Problem to solve ->
Lines containing the word "text" should be extracted in full.

◇ ◇ ◇ ◇

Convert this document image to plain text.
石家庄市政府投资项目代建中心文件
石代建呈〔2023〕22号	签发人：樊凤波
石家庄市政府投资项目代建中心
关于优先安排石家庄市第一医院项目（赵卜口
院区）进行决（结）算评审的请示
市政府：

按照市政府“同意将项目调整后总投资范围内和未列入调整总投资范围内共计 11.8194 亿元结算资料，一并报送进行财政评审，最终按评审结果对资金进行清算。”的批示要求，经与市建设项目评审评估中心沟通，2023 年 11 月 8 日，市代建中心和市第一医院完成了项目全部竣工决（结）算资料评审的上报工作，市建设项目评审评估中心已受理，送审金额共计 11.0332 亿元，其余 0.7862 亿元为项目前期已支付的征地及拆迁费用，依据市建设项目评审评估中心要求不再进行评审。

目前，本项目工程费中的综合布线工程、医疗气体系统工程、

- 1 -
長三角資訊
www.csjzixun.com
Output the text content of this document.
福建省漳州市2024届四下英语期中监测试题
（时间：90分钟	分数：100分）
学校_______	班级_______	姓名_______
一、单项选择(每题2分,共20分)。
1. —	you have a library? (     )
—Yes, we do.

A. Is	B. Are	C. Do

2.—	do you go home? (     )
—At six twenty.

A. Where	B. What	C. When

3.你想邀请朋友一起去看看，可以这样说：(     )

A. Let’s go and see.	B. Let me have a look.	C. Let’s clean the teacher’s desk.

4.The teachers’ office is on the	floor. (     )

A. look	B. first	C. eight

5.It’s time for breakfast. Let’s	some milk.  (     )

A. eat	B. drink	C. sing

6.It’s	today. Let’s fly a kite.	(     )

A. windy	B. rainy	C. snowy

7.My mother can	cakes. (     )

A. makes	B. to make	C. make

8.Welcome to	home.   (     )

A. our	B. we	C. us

◇ ◇ ◇ ◇

Response ->
Convert this document image to plain text.
Output the text content of this document.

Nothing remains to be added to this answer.